SHORT PROBLEM:
What lines of the data hold the string "Ícones"? Pull each one out.

PROVIDED RECORDS:
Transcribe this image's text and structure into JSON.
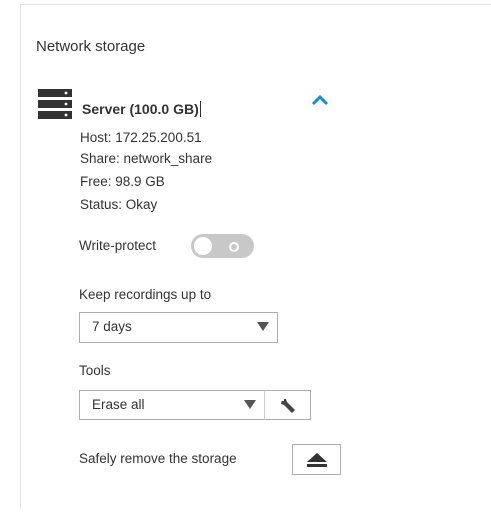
{
  "section": {
    "title": "Network storage"
  },
  "server": {
    "name": "Server (100.0 GB)",
    "host": "Host: 172.25.200.51",
    "share": "Share: network_share",
    "free": "Free: 98.9 GB",
    "status": "Status: Okay"
  },
  "write_protect": {
    "label": "Write-protect",
    "enabled": false
  },
  "retention": {
    "label": "Keep recordings up to",
    "selected": "7 days"
  },
  "tools": {
    "label": "Tools",
    "selected": "Erase all"
  },
  "safely_remove": {
    "label": "Safely remove the storage"
  },
  "colors": {
    "accent": "#1a8ec6",
    "toggle_off": "#c8c8c8"
  },
  "icons": {
    "server": "server-icon",
    "collapse": "chevron-up-icon",
    "tool": "wrench-icon",
    "eject": "eject-icon"
  }
}
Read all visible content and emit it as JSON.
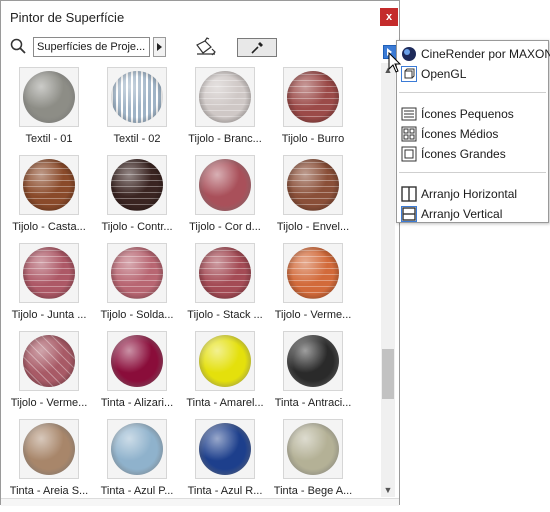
{
  "window": {
    "title": "Pintor de Superfície",
    "close_label": "x"
  },
  "toolbar": {
    "library_value": "Superfícies de Proje...",
    "search_icon": "search-icon",
    "paint_icon": "paint-bucket-icon",
    "eyedropper_icon": "eyedropper-icon"
  },
  "materials": [
    {
      "label": "Textil - 01",
      "color": "#8d8d86",
      "pattern": "plain"
    },
    {
      "label": "Textil - 02",
      "color": "#9fb3c6",
      "pattern": "stripes"
    },
    {
      "label": "Tijolo - Branc...",
      "color": "#cfc8c6",
      "pattern": "brick"
    },
    {
      "label": "Tijolo - Burro",
      "color": "#9b4a48",
      "pattern": "brick"
    },
    {
      "label": "Tijolo - Casta...",
      "color": "#8a4a2a",
      "pattern": "brick"
    },
    {
      "label": "Tijolo - Contr...",
      "color": "#3a2421",
      "pattern": "brick"
    },
    {
      "label": "Tijolo - Cor d...",
      "color": "#a9505a",
      "pattern": "plain"
    },
    {
      "label": "Tijolo - Envel...",
      "color": "#8a4f38",
      "pattern": "brick"
    },
    {
      "label": "Tijolo - Junta ...",
      "color": "#ad5866",
      "pattern": "brick"
    },
    {
      "label": "Tijolo - Solda...",
      "color": "#b86672",
      "pattern": "brick"
    },
    {
      "label": "Tijolo - Stack ...",
      "color": "#a44b55",
      "pattern": "brick"
    },
    {
      "label": "Tijolo - Verme...",
      "color": "#d26a3a",
      "pattern": "brick"
    },
    {
      "label": "Tijolo - Verme...",
      "color": "#a85a66",
      "pattern": "herringbone"
    },
    {
      "label": "Tinta - Alizari...",
      "color": "#8a0d3a",
      "pattern": "plain"
    },
    {
      "label": "Tinta - Amarel...",
      "color": "#e4e00c",
      "pattern": "plain"
    },
    {
      "label": "Tinta - Antraci...",
      "color": "#2a2a2a",
      "pattern": "plain"
    },
    {
      "label": "Tinta - Areia S...",
      "color": "#a8866a",
      "pattern": "plain"
    },
    {
      "label": "Tinta - Azul P...",
      "color": "#8fb2cc",
      "pattern": "plain"
    },
    {
      "label": "Tinta - Azul R...",
      "color": "#1d3f8c",
      "pattern": "plain"
    },
    {
      "label": "Tinta - Bege A...",
      "color": "#b4b196",
      "pattern": "plain"
    }
  ],
  "menu": {
    "items": [
      {
        "label": "CineRender por MAXON",
        "icon": "cinerender-icon"
      },
      {
        "label": "OpenGL",
        "icon": "opengl-icon"
      },
      {
        "label": "Ícones Pequenos",
        "icon": "small-icons-icon"
      },
      {
        "label": "Ícones Médios",
        "icon": "medium-icons-icon"
      },
      {
        "label": "Ícones Grandes",
        "icon": "large-icons-icon"
      },
      {
        "label": "Arranjo Horizontal",
        "icon": "horizontal-layout-icon"
      },
      {
        "label": "Arranjo Vertical",
        "icon": "vertical-layout-icon"
      }
    ]
  },
  "colors": {
    "accent": "#3b7bd6",
    "close": "#c42b2b"
  }
}
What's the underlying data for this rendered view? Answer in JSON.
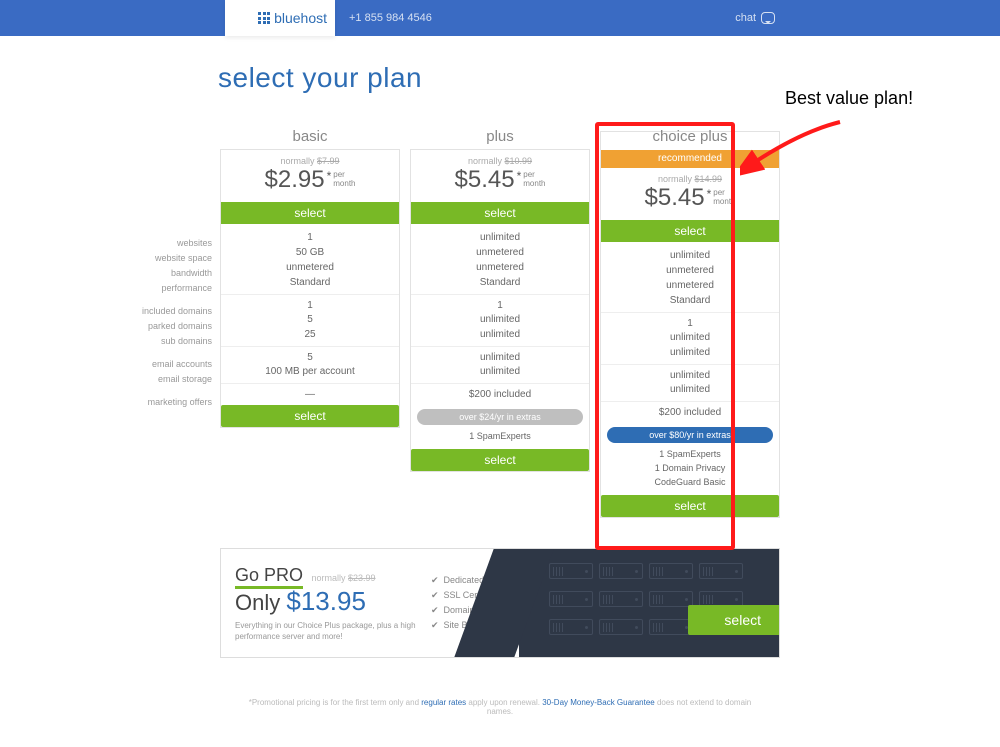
{
  "header": {
    "brand": "bluehost",
    "phone": "+1 855 984 4546",
    "chat": "chat"
  },
  "title": "select your plan",
  "callout": "Best value plan!",
  "feature_labels": {
    "websites": "websites",
    "website_space": "website space",
    "bandwidth": "bandwidth",
    "performance": "performance",
    "included_domains": "included domains",
    "parked_domains": "parked domains",
    "sub_domains": "sub domains",
    "email_accounts": "email accounts",
    "email_storage": "email storage",
    "marketing_offers": "marketing offers"
  },
  "common": {
    "normally": "normally",
    "select": "select",
    "per": "per",
    "month": "month"
  },
  "plans": {
    "basic": {
      "name": "basic",
      "old_price": "$7.99",
      "price": "$2.95",
      "f": {
        "websites": "1",
        "website_space": "50 GB",
        "bandwidth": "unmetered",
        "performance": "Standard",
        "included_domains": "1",
        "parked_domains": "5",
        "sub_domains": "25",
        "email_accounts": "5",
        "email_storage": "100 MB per account",
        "marketing_offers": "—"
      }
    },
    "plus": {
      "name": "plus",
      "old_price": "$10.99",
      "price": "$5.45",
      "f": {
        "websites": "unlimited",
        "website_space": "unmetered",
        "bandwidth": "unmetered",
        "performance": "Standard",
        "included_domains": "1",
        "parked_domains": "unlimited",
        "sub_domains": "unlimited",
        "email_accounts": "unlimited",
        "email_storage": "unlimited",
        "marketing_offers": "$200 included"
      },
      "extras_pill": "over $24/yr in extras",
      "extras": {
        "e1": "1 SpamExperts"
      }
    },
    "choice": {
      "name": "choice plus",
      "recommended": "recommended",
      "old_price": "$14.99",
      "price": "$5.45",
      "f": {
        "websites": "unlimited",
        "website_space": "unmetered",
        "bandwidth": "unmetered",
        "performance": "Standard",
        "included_domains": "1",
        "parked_domains": "unlimited",
        "sub_domains": "unlimited",
        "email_accounts": "unlimited",
        "email_storage": "unlimited",
        "marketing_offers": "$200 included"
      },
      "extras_pill": "over $80/yr in extras",
      "extras": {
        "e1": "1 SpamExperts",
        "e2": "1 Domain Privacy",
        "e3": "CodeGuard Basic"
      }
    }
  },
  "gopro": {
    "title": "Go PRO",
    "normally": "normally",
    "old_price": "$23.99",
    "only": "Only",
    "price": "$13.95",
    "desc": "Everything in our Choice Plus package, plus a high performance server and more!",
    "features": {
      "f1": "Dedicated IP",
      "f2": "SSL Certificate",
      "f3": "Domain Privacy",
      "f4": "Site Backup"
    },
    "select": "select"
  },
  "footnote": {
    "p1": "*Promotional pricing is for the first term only and ",
    "link1": "regular rates",
    "p2": " apply upon renewal. ",
    "link2": "30-Day Money-Back Guarantee",
    "p3": " does not extend to domain names."
  }
}
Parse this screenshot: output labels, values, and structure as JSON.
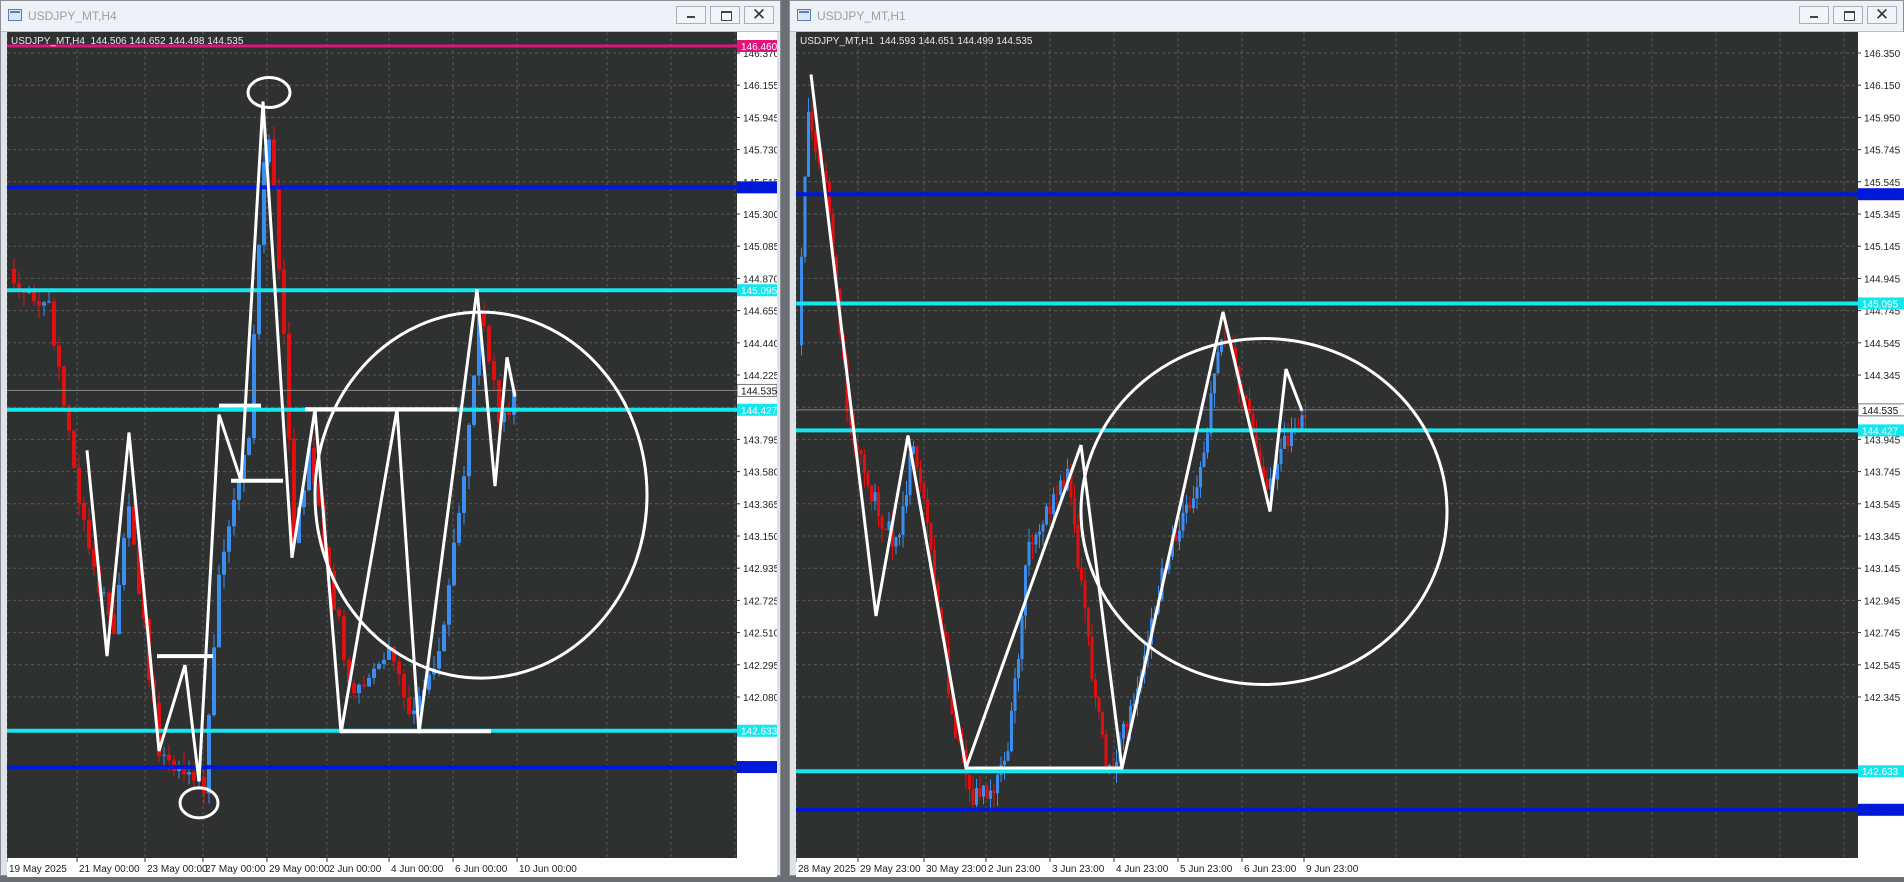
{
  "windows": [
    {
      "title": "USDJPY_MT,H4",
      "symbol_line": "USDJPY_MT,H4  144.506 144.652 144.498 144.535",
      "current_price": "144.535",
      "price_range": [
        142.0,
        146.46
      ],
      "price_labels": [
        "146.370",
        "146.155",
        "145.945",
        "145.730",
        "145.515",
        "145.300",
        "145.085",
        "144.870",
        "144.655",
        "144.440",
        "144.225",
        "144.010",
        "143.795",
        "143.580",
        "143.365",
        "143.150",
        "142.935",
        "142.725",
        "142.510",
        "142.295",
        "142.080"
      ],
      "time_labels": [
        "19 May 2025",
        "21 May 00:00",
        "23 May 00:00",
        "27 May 00:00",
        "29 May 00:00",
        "2 Jun 00:00",
        "4 Jun 00:00",
        "6 Jun 00:00",
        "10 Jun 00:00"
      ],
      "hlines": [
        {
          "price": 146.46,
          "color": "#e0147a",
          "label": "146.460",
          "style": "magenta"
        },
        {
          "price": 145.67,
          "color": "#0018d8",
          "label": "145.670",
          "style": "blue"
        },
        {
          "price": 145.095,
          "color": "#14e6ee",
          "label": "145.095",
          "style": "cyan"
        },
        {
          "price": 144.427,
          "color": "#14e6ee",
          "label": "144.427",
          "style": "cyan"
        },
        {
          "price": 142.633,
          "color": "#14e6ee",
          "label": "142.633",
          "style": "cyan"
        },
        {
          "price": 142.43,
          "color": "#0018d8",
          "label": "142.430",
          "style": "blue"
        }
      ],
      "colors": {
        "bg": "#2f3030",
        "grid": "#5a5a5a",
        "bull": "#3a8ef0",
        "bear": "#e01010",
        "drawing": "#ffffff"
      }
    },
    {
      "title": "USDJPY_MT,H1",
      "symbol_line": "USDJPY_MT,H1  144.593 144.651 144.499 144.535",
      "current_price": "144.535",
      "price_range": [
        142.25,
        146.45
      ],
      "price_labels": [
        "146.350",
        "146.150",
        "145.950",
        "145.745",
        "145.545",
        "145.345",
        "145.145",
        "144.945",
        "144.745",
        "144.545",
        "144.345",
        "144.145",
        "143.945",
        "143.745",
        "143.545",
        "143.345",
        "143.145",
        "142.945",
        "142.745",
        "142.545",
        "142.345"
      ],
      "time_labels": [
        "28 May 2025",
        "29 May 23:00",
        "30 May 23:00",
        "2 Jun 23:00",
        "3 Jun 23:00",
        "4 Jun 23:00",
        "5 Jun 23:00",
        "6 Jun 23:00",
        "9 Jun 23:00"
      ],
      "hlines": [
        {
          "price": 145.67,
          "color": "#0018d8",
          "label": "145.670",
          "style": "blue"
        },
        {
          "price": 145.095,
          "color": "#14e6ee",
          "label": "145.095",
          "style": "cyan"
        },
        {
          "price": 144.427,
          "color": "#14e6ee",
          "label": "144.427",
          "style": "cyan"
        },
        {
          "price": 142.633,
          "color": "#14e6ee",
          "label": "142.633",
          "style": "cyan"
        },
        {
          "price": 142.43,
          "color": "#0018d8",
          "label": "142.430",
          "style": "blue"
        }
      ],
      "colors": {
        "bg": "#2f3030",
        "grid": "#5a5a5a",
        "bull": "#3a8ef0",
        "bear": "#e01010",
        "drawing": "#ffffff"
      }
    }
  ]
}
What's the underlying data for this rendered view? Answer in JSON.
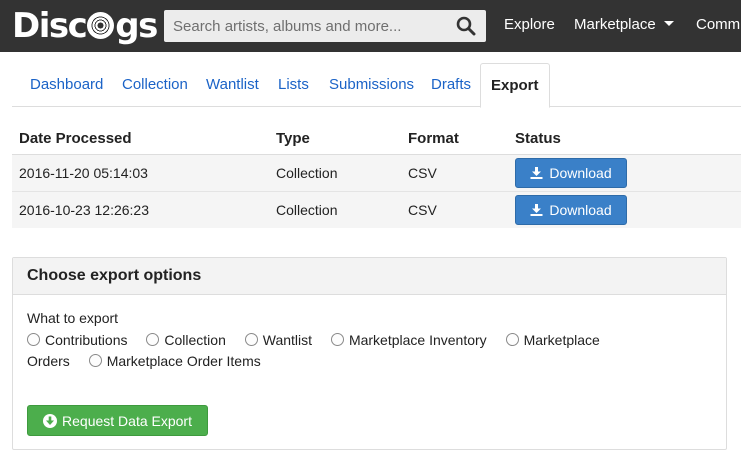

SOLUTION TO THIS EXERCISE:
        "label": "Ícones Pequenos",
        "label": "Ícones Médios",
        "label": "Ícones Grandes",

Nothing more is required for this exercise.